**ESTRATTO DEL DOCUMENTO:**
###

Vogliamo tutti che il 2014 sia l’anno delle riforme. Una delle condizioni decisive perché questa ambizione e questa responsabilità si realizzino è dimostrare di saper attivare il contributo delle donne, come spinta per cambiare e come tratto fondante dell’Italia di domani.

Il tempo che viviamo ci sfida sul terreno della capacità di allargare la partecipazione e collaborare per il cambiamento: le donne sono pronte, pronte a dare il loro contributo e a lottare per un’Italia migliore, condividendo con gli uomini sfida e responsabilità.

Tra le riforme da realizzare c’è la legge elettorale, che è insieme un’occasione di sperimentare l’equità di genere e di moltiplicare il cambiamento.

L’abbiamo visto in questo scorcio di legislatura, in quella che è la legislatura con maggiore presenza di donne di sempre: dalla ratifica della Convenzione di Istanbul alla proposta di osservatorio sull’impatto di genere delle politiche pubbliche, dal contrasto alla violenza sulle donne alla battaglia per cambiare i linguaggi sessisti, molte sono state le proposte e le sfide, tutte bipartisan, nel segno delle donne e nell’interesse di tutto il paese.

È una dimostrazione evidente che quando le donne hanno l’occasione di partecipare a incidere su decisioni strategiche e realizzazione delle scelte politiche arrivano innovazioni e cambiamenti utili a tutte e tutti.

Ecco perché, quale che sia la legge elettorale che alla fine prevarrà dal confronto politico e parlamentare, essa deve prevedere regole che garantiscano la piena parità di genere.

###

**VOCI ESTRATTE:**

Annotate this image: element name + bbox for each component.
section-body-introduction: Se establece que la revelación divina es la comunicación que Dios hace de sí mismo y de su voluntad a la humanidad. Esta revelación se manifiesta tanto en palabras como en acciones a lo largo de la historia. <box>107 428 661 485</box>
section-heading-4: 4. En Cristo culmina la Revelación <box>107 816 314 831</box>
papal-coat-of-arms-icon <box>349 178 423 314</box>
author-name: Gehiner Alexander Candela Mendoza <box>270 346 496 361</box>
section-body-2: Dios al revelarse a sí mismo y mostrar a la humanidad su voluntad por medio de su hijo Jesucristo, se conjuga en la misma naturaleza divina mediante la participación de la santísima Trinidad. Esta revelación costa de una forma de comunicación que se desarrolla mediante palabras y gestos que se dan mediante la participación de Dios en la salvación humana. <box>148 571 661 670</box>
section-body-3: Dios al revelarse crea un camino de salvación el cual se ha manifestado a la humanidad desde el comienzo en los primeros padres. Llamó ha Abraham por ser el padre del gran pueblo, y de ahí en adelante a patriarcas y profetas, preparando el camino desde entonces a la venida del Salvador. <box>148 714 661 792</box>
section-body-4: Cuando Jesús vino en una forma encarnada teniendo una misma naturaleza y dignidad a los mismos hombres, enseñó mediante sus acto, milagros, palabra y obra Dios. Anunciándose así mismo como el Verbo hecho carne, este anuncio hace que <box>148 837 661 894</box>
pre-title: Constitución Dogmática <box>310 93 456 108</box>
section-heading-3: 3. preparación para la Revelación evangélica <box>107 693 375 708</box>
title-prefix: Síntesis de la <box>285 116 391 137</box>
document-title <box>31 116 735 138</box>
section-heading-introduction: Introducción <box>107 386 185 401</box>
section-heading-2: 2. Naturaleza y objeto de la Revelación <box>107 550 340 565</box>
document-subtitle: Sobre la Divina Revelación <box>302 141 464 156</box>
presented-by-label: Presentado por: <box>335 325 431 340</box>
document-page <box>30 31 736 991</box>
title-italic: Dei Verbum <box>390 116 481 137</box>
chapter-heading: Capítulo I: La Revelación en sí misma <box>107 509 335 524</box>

###

**DA FARE:**
1. Ripeti parola per parola il passo del testo su donne e riforme che va da "È una dimostrazione" fino a "tutte e tutti.".
2. Le seguenti affermazioni concordano con il testo su donne e riforme? Per ciascuna rispondi sì o no e cita alla lettera le parole del testo che lo decidono. (a) L'attuale legislatura è quella con la maggiore presenza di donne di sempre. (b) La legge elettorale è già stata riformata. (c) Le proposte fatte nel segno delle donne sono state tutte bipartisan.
3. Scrivi il seguito del testo su donne e riforme, cominciando subito dopo la sua ultima frase.
Le voci non hanno alcun legame con il testo su donne e riforme.

**RISPOSTE PER COMPITO:**
1.
È una dimostrazione evidente che quando le donne hanno l’occasione di partecipare a incidere su decisioni strategiche e realizzazione delle scelte politiche arrivano innovazioni e cambiamenti utili a tutte e tutti.

2.
(a) Sì: «la legislatura con maggiore presenza di donne di sempre».
(b) No: «Tra le riforme da realizzare c’è la legge elettorale».
(c) Sì: «molte sono state le proposte e le sfide, tutte bipartisan».

3.
Occorre innanzitutto garantire una rappresentanza del 50 per cento all’interno delle liste. Ma non basta: il sistema di regole scelto deve garantire anche la parità del numero di elette ed eletti. Infine occorre eliminare ogni discriminazione economica e mediatica nella partecipazione elettorale e politica, con incentivi sui rimborsi elettorali e una par condicio di genere.

Dovremo adottare accorgimenti tecnici diversi a seconda di quale sarà il modello prevalente, ma quello che conta è il senso e il valore della democrazia che così realizziamo. Per questo una legge paritaria, che rilanci una democrazia paritaria, è una priorità nell’agenda politica del paese.

Non si tratta solo di riequilibrare una sottorappresentazione di genere in Parlamento. Si tratta di un cambiamento culturale profondo.
Serve uno sguardo condiviso per attuare riforme che siano a lungo termine. Uno sguardo che torni a rispettare e rendere vivi i principi di uguaglianza e pari opportunità espressi con chiarezza nella Costituzione.

Tutte le riforme e le azioni di cambiamento da realizzare devono allora assumere il punto di vista delle donne, mirando ad un’uguaglianza di genere fondata sul riconoscimento e la valorizzazione delle differenze. Sappiamo ormai bene che lì dove le donne sono messe in condizione di giocare alla pari, non hanno difficoltà ad affermarsi e per questo bisogna lavorare, a livello nazionale, locale ed europeo.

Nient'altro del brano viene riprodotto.